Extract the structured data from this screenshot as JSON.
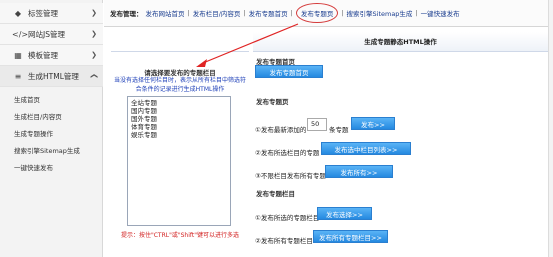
{
  "sidebar": {
    "items": [
      {
        "icon": "tag-icon",
        "glyph": "◆",
        "label": "标签管理"
      },
      {
        "icon": "code-icon",
        "glyph": "</>",
        "label": "网站JS管理"
      },
      {
        "icon": "template-icon",
        "glyph": "▦",
        "label": "模板管理"
      },
      {
        "icon": "list-icon",
        "glyph": "≡",
        "label": "生成HTML管理"
      }
    ],
    "sub_items": [
      "生成首页",
      "生成栏目/内容页",
      "生成专题操作",
      "搜索引擎Sitemap生成",
      "一键快速发布"
    ]
  },
  "topbar": {
    "label": "发布管理：",
    "tabs": [
      "发布网站首页",
      "发布栏目/内容页",
      "发布专题首页",
      "发布专题页",
      "搜索引擎Sitemap生成",
      "一键快速发布"
    ]
  },
  "left": {
    "pick_title": "请选择要发布的专题栏目",
    "hint_line1": "当没有选择任何栏目时，表示从所有栏目中筛选符",
    "hint_line2": "合条件的记录进行生成HTML操作",
    "topics": [
      "全站专题",
      "国内专题",
      "国外专题",
      "体育专题",
      "娱乐专题"
    ],
    "tip": "提示：按住\"CTRL\"或\"Shift\"键可以进行多选"
  },
  "right": {
    "header": "生成专题静态HTML操作",
    "sec_home": "发布专题首页",
    "btn_home": "发布专题首页",
    "sec_page": "发布专题页",
    "row1_pre": "①发布最新添加的",
    "row1_value": "50",
    "row1_post": "条专题",
    "row1_btn": "发布>>",
    "row2_pre": "②发布所选栏目的专题",
    "row2_btn": "发布选中栏目列表>>",
    "row3_pre": "③不限栏目发布所有专题",
    "row3_btn": "发布所有>>",
    "sec_cat": "发布专题栏目",
    "row4_pre": "①发布所选的专题栏目",
    "row4_btn": "发布选择>>",
    "row5_pre": "②发布所有专题栏目",
    "row5_btn": "发布所有专题栏目>>"
  }
}
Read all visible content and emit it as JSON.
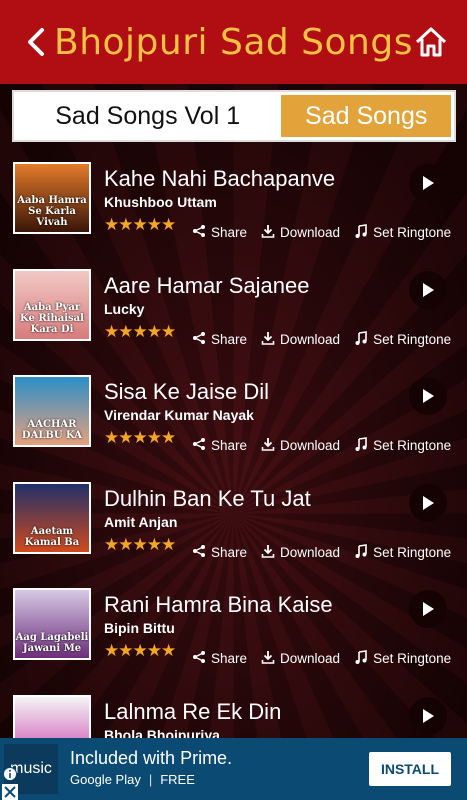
{
  "header": {
    "title": "Bhojpuri Sad Songs",
    "back_icon": "back-arrow-icon",
    "home_icon": "home-icon",
    "bg_color": "#b10e14",
    "title_color": "#f6c243"
  },
  "tabs": [
    {
      "label": "Sad Songs Vol 1",
      "selected": false
    },
    {
      "label": "Sad Songs",
      "selected": true
    }
  ],
  "actions": {
    "share": "Share",
    "download": "Download",
    "ringtone": "Set Ringtone"
  },
  "songs": [
    {
      "title": "Kahe Nahi Bachapanve",
      "artist": "Khushboo Uttam",
      "stars": "★★★★★",
      "thumb_text": "Aaba Hamra Se Karla Vivah",
      "thumb_bg": "linear-gradient(180deg,#e37b2a,#3a1508)"
    },
    {
      "title": "Aare Hamar Sajanee",
      "artist": "Lucky",
      "stars": "★★★★★",
      "thumb_text": "Aaba Pyar Ke Rihaisal Kara Di",
      "thumb_bg": "linear-gradient(180deg,#f1c9c5,#d77b7b)"
    },
    {
      "title": "Sisa Ke Jaise Dil",
      "artist": "Virendar Kumar Nayak",
      "stars": "★★★★★",
      "thumb_text": "AACHAR DALBU KA",
      "thumb_bg": "linear-gradient(180deg,#2b8fc8,#e7a07c)"
    },
    {
      "title": "Dulhin Ban Ke Tu Jat",
      "artist": "Amit Anjan",
      "stars": "★★★★★",
      "thumb_text": "Aaetam Kamal Ba",
      "thumb_bg": "linear-gradient(180deg,#20306a,#d04a1d)"
    },
    {
      "title": "Rani Hamra Bina Kaise",
      "artist": "Bipin Bittu",
      "stars": "★★★★★",
      "thumb_text": "Aag Lagabeli Jawani Me",
      "thumb_bg": "linear-gradient(180deg,#d7c9e6,#6c2d7a)"
    },
    {
      "title": "Lalnma Re Ek Din",
      "artist": "Bhola Bhojpuriya",
      "stars": "★★★★★",
      "thumb_text": "",
      "thumb_bg": "linear-gradient(180deg,#f4f4f4,#c83fae)"
    }
  ],
  "ad": {
    "logo_text": "music",
    "title": "Included with Prime.",
    "store": "Google Play",
    "price": "FREE",
    "install": "INSTALL",
    "bg_color": "#0a4a73"
  }
}
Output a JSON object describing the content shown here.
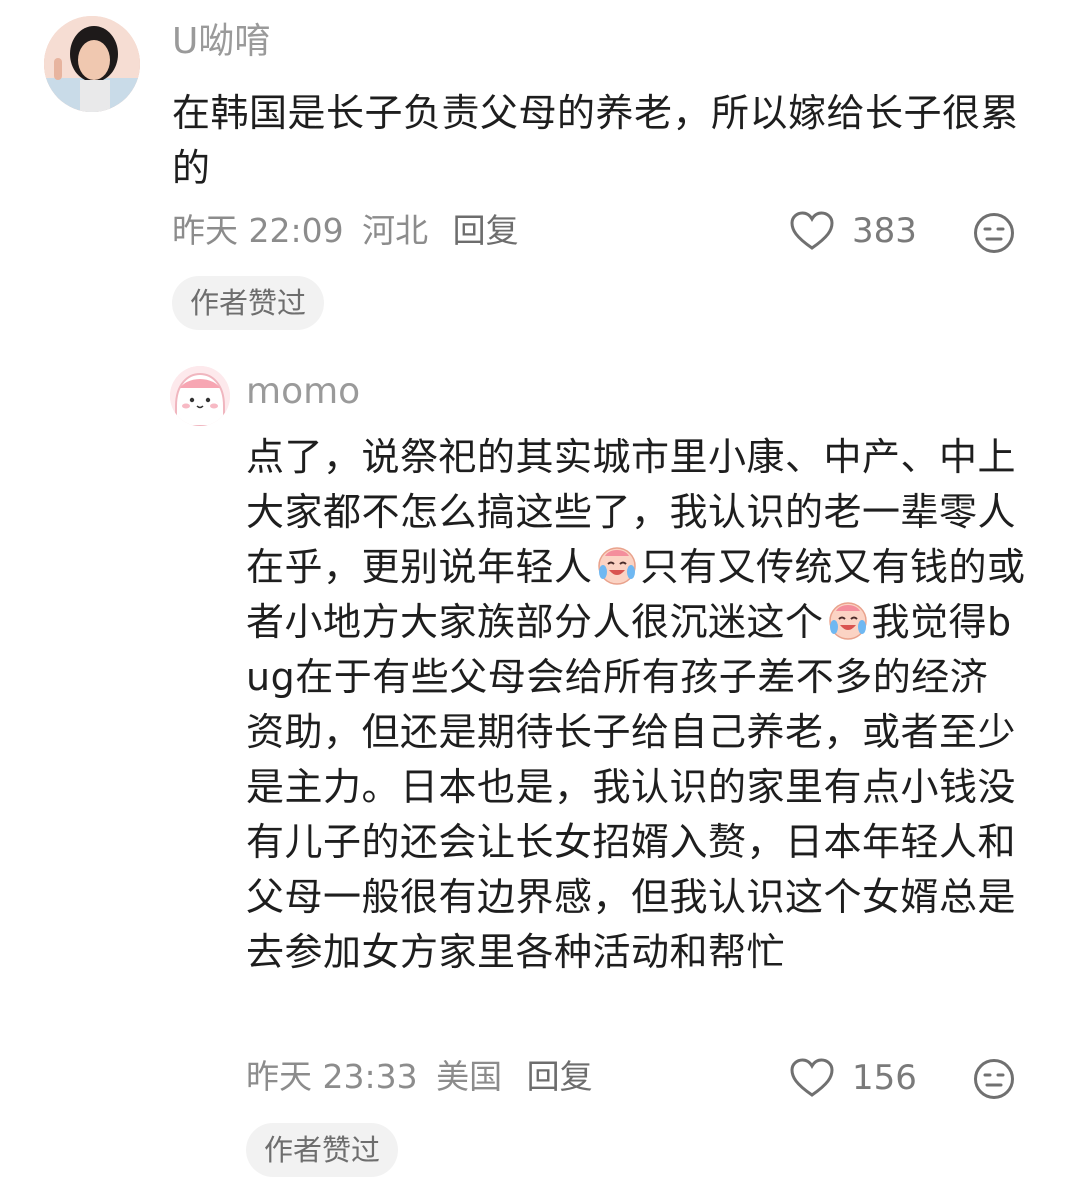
{
  "comments": [
    {
      "username": "U呦唷",
      "text": "在韩国是长子负责父母的养老，所以嫁给长子很累的",
      "time": "昨天 22:09",
      "location": "河北",
      "reply_label": "回复",
      "likes": "383",
      "badge": "作者赞过"
    },
    {
      "username": "momo",
      "text_parts": [
        "点了，说祭祀的其实城市里小康、中产、中上大家都不怎么搞这些了，我认识的老一辈零人在乎，更别说年轻人",
        "只有又传统又有钱的或者小地方大家族部分人很沉迷这个",
        "我觉得bug在于有些父母会给所有孩子差不多的经济资助，但还是期待长子给自己养老，或者至少是主力。日本也是，我认识的家里有点小钱没有儿子的还会让长女招婿入赘，日本年轻人和父母一般很有边界感，但我认识这个女婿总是去参加女方家里各种活动和帮忙"
      ],
      "time": "昨天 23:33",
      "location": "美国",
      "reply_label": "回复",
      "likes": "156",
      "badge": "作者赞过"
    }
  ],
  "icons": {
    "like": "heart-outline-icon",
    "dislike": "neutral-face-icon",
    "emoji": "crying-laughing-emoji"
  },
  "colors": {
    "meta_text": "#8c8c8c",
    "badge_bg": "#f2f2f2"
  }
}
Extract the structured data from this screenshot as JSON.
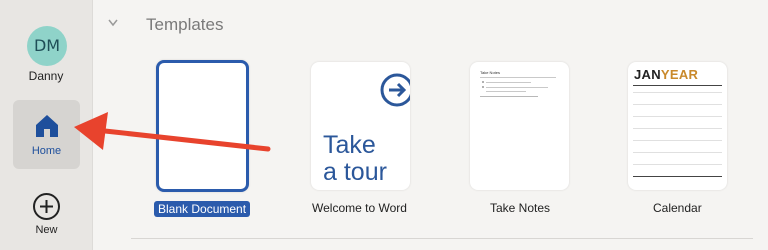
{
  "sidebar": {
    "avatar_initials": "DM",
    "user_name": "Danny",
    "home_label": "Home",
    "new_label": "New"
  },
  "main": {
    "section_title": "Templates",
    "templates": [
      {
        "label": "Blank Document",
        "selected": true
      },
      {
        "label": "Welcome to Word",
        "thumbnail_text": "Take a tour"
      },
      {
        "label": "Take Notes",
        "thumbnail_title": "Take Notes"
      },
      {
        "label": "Calendar",
        "thumbnail_title_part1": "JAN",
        "thumbnail_title_part2": "YEAR"
      }
    ]
  },
  "colors": {
    "accent": "#2b5bac",
    "annotation_arrow": "#e8432d",
    "avatar": "#8fd3c9"
  }
}
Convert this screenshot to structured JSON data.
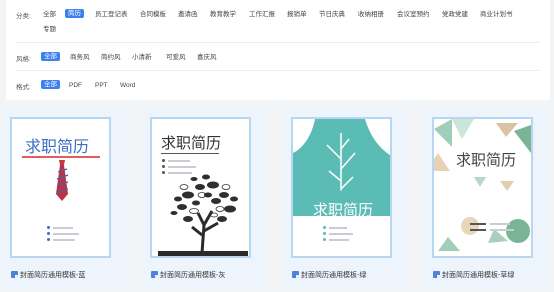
{
  "filters": {
    "category": {
      "label": "分类:",
      "options": [
        "全部",
        "简历",
        "员工登记表",
        "合同模板",
        "邀请函",
        "教育教学",
        "工作汇报",
        "报销单",
        "节日庆典",
        "收纳相册",
        "会议室预约",
        "党政党建",
        "商业计划书",
        "专题"
      ],
      "active": "简历"
    },
    "style": {
      "label": "风格:",
      "options": [
        "全部",
        "商务风",
        "简约风",
        "小清新",
        "可爱风",
        "喜庆风"
      ],
      "active": "全部"
    },
    "format": {
      "label": "格式:",
      "options": [
        "全部",
        "PDF",
        "PPT",
        "Word"
      ],
      "active": "全部"
    }
  },
  "templates": [
    {
      "name": "封面简历通用模板-蓝",
      "cover_text": "求职简历",
      "color": "#3a6fc4"
    },
    {
      "name": "封面简历通用模板-灰",
      "cover_text": "求职简历",
      "color": "#3a3a3a"
    },
    {
      "name": "封面简历通用模板-绿",
      "cover_text": "求职简历",
      "color": "#5bbcb5"
    },
    {
      "name": "封面简历通用模板-草绿",
      "cover_text": "求职简历",
      "color": "#7ab497"
    }
  ],
  "colors": {
    "accent": "#3b7ff0",
    "card_bg": "#eef4fb",
    "thumb_border": "#b6d6f2"
  }
}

****

• _The task_: Omit the pictures and output all of the other material exactly.

• _Solved problem_:
Extract the structured data from this screenshot as JSON.
{
  "sidebar": {
    "items": [
      {
        "icon": "tag-icon",
        "glyph": "◆",
        "label": "标签管理"
      },
      {
        "icon": "code-icon",
        "glyph": "</>",
        "label": "网站JS管理"
      },
      {
        "icon": "template-icon",
        "glyph": "▦",
        "label": "模板管理"
      },
      {
        "icon": "list-icon",
        "glyph": "≡",
        "label": "生成HTML管理"
      }
    ],
    "sub_items": [
      "生成首页",
      "生成栏目/内容页",
      "生成专题操作",
      "搜索引擎Sitemap生成",
      "一键快速发布"
    ]
  },
  "topbar": {
    "label": "发布管理：",
    "tabs": [
      "发布网站首页",
      "发布栏目/内容页",
      "发布专题首页",
      "发布专题页",
      "搜索引擎Sitemap生成",
      "一键快速发布"
    ]
  },
  "left": {
    "pick_title": "请选择要发布的专题栏目",
    "hint_line1": "当没有选择任何栏目时，表示从所有栏目中筛选符",
    "hint_line2": "合条件的记录进行生成HTML操作",
    "topics": [
      "全站专题",
      "国内专题",
      "国外专题",
      "体育专题",
      "娱乐专题"
    ],
    "tip": "提示：按住\"CTRL\"或\"Shift\"键可以进行多选"
  },
  "right": {
    "header": "生成专题静态HTML操作",
    "sec_home": "发布专题首页",
    "btn_home": "发布专题首页",
    "sec_page": "发布专题页",
    "row1_pre": "①发布最新添加的",
    "row1_value": "50",
    "row1_post": "条专题",
    "row1_btn": "发布>>",
    "row2_pre": "②发布所选栏目的专题",
    "row2_btn": "发布选中栏目列表>>",
    "row3_pre": "③不限栏目发布所有专题",
    "row3_btn": "发布所有>>",
    "sec_cat": "发布专题栏目",
    "row4_pre": "①发布所选的专题栏目",
    "row4_btn": "发布选择>>",
    "row5_pre": "②发布所有专题栏目",
    "row5_btn": "发布所有专题栏目>>"
  }
}
Read all visible content and emit it as JSON.
{
  "header": {
    "title": "Bhojpuri Sad Songs",
    "back_icon": "back-arrow-icon",
    "home_icon": "home-icon",
    "bg_color": "#b10e14",
    "title_color": "#f6c243"
  },
  "tabs": [
    {
      "label": "Sad Songs Vol 1",
      "selected": false
    },
    {
      "label": "Sad Songs",
      "selected": true
    }
  ],
  "actions": {
    "share": "Share",
    "download": "Download",
    "ringtone": "Set Ringtone"
  },
  "songs": [
    {
      "title": "Kahe Nahi Bachapanve",
      "artist": "Khushboo Uttam",
      "stars": "★★★★★",
      "thumb_text": "Aaba Hamra Se Karla Vivah",
      "thumb_bg": "linear-gradient(180deg,#e37b2a,#3a1508)"
    },
    {
      "title": "Aare Hamar Sajanee",
      "artist": "Lucky",
      "stars": "★★★★★",
      "thumb_text": "Aaba Pyar Ke Rihaisal Kara Di",
      "thumb_bg": "linear-gradient(180deg,#f1c9c5,#d77b7b)"
    },
    {
      "title": "Sisa Ke Jaise Dil",
      "artist": "Virendar Kumar Nayak",
      "stars": "★★★★★",
      "thumb_text": "AACHAR DALBU KA",
      "thumb_bg": "linear-gradient(180deg,#2b8fc8,#e7a07c)"
    },
    {
      "title": "Dulhin Ban Ke Tu Jat",
      "artist": "Amit Anjan",
      "stars": "★★★★★",
      "thumb_text": "Aaetam Kamal Ba",
      "thumb_bg": "linear-gradient(180deg,#20306a,#d04a1d)"
    },
    {
      "title": "Rani Hamra Bina Kaise",
      "artist": "Bipin Bittu",
      "stars": "★★★★★",
      "thumb_text": "Aag Lagabeli Jawani Me",
      "thumb_bg": "linear-gradient(180deg,#d7c9e6,#6c2d7a)"
    },
    {
      "title": "Lalnma Re Ek Din",
      "artist": "Bhola Bhojpuriya",
      "stars": "★★★★★",
      "thumb_text": "",
      "thumb_bg": "linear-gradient(180deg,#f4f4f4,#c83fae)"
    }
  ],
  "ad": {
    "logo_text": "music",
    "title": "Included with Prime.",
    "store": "Google Play",
    "price": "FREE",
    "install": "INSTALL",
    "bg_color": "#0a4a73"
  }
}
Output a JSON object describing the content shown here.
{
  "comments": [
    {
      "username": "U呦唷",
      "text": "在韩国是长子负责父母的养老，所以嫁给长子很累的",
      "time": "昨天 22:09",
      "location": "河北",
      "reply_label": "回复",
      "likes": "383",
      "badge": "作者赞过"
    },
    {
      "username": "momo",
      "text_parts": [
        "点了，说祭祀的其实城市里小康、中产、中上大家都不怎么搞这些了，我认识的老一辈零人在乎，更别说年轻人",
        "只有又传统又有钱的或者小地方大家族部分人很沉迷这个",
        "我觉得bug在于有些父母会给所有孩子差不多的经济资助，但还是期待长子给自己养老，或者至少是主力。日本也是，我认识的家里有点小钱没有儿子的还会让长女招婿入赘，日本年轻人和父母一般很有边界感，但我认识这个女婿总是去参加女方家里各种活动和帮忙"
      ],
      "time": "昨天 23:33",
      "location": "美国",
      "reply_label": "回复",
      "likes": "156",
      "badge": "作者赞过"
    }
  ],
  "icons": {
    "like": "heart-outline-icon",
    "dislike": "neutral-face-icon",
    "emoji": "crying-laughing-emoji"
  },
  "colors": {
    "meta_text": "#8c8c8c",
    "badge_bg": "#f2f2f2"
  }
}
Extract the structured data from this screenshot as JSON.
{
  "sidebar": {
    "avatar_initials": "DM",
    "user_name": "Danny",
    "home_label": "Home",
    "new_label": "New"
  },
  "main": {
    "section_title": "Templates",
    "templates": [
      {
        "label": "Blank Document",
        "selected": true
      },
      {
        "label": "Welcome to Word",
        "thumbnail_text": "Take a tour"
      },
      {
        "label": "Take Notes",
        "thumbnail_title": "Take Notes"
      },
      {
        "label": "Calendar",
        "thumbnail_title_part1": "JAN",
        "thumbnail_title_part2": "YEAR"
      }
    ]
  },
  "colors": {
    "accent": "#2b5bac",
    "annotation_arrow": "#e8432d",
    "avatar": "#8fd3c9"
  }
}
Convert this screenshot to structured JSON data.
{
  "filters": {
    "category": {
      "label": "分类:",
      "options": [
        "全部",
        "简历",
        "员工登记表",
        "合同模板",
        "邀请函",
        "教育教学",
        "工作汇报",
        "报销单",
        "节日庆典",
        "收纳相册",
        "会议室预约",
        "党政党建",
        "商业计划书",
        "专题"
      ],
      "active": "简历"
    },
    "style": {
      "label": "风格:",
      "options": [
        "全部",
        "商务风",
        "简约风",
        "小清新",
        "可爱风",
        "喜庆风"
      ],
      "active": "全部"
    },
    "format": {
      "label": "格式:",
      "options": [
        "全部",
        "PDF",
        "PPT",
        "Word"
      ],
      "active": "全部"
    }
  },
  "templates": [
    {
      "name": "封面简历通用模板-蓝",
      "cover_text": "求职简历",
      "color": "#3a6fc4"
    },
    {
      "name": "封面简历通用模板-灰",
      "cover_text": "求职简历",
      "color": "#3a3a3a"
    },
    {
      "name": "封面简历通用模板-绿",
      "cover_text": "求职简历",
      "color": "#5bbcb5"
    },
    {
      "name": "封面简历通用模板-草绿",
      "cover_text": "求职简历",
      "color": "#7ab497"
    }
  ],
  "colors": {
    "accent": "#3b7ff0",
    "card_bg": "#eef4fb",
    "thumb_border": "#b6d6f2"
  }
}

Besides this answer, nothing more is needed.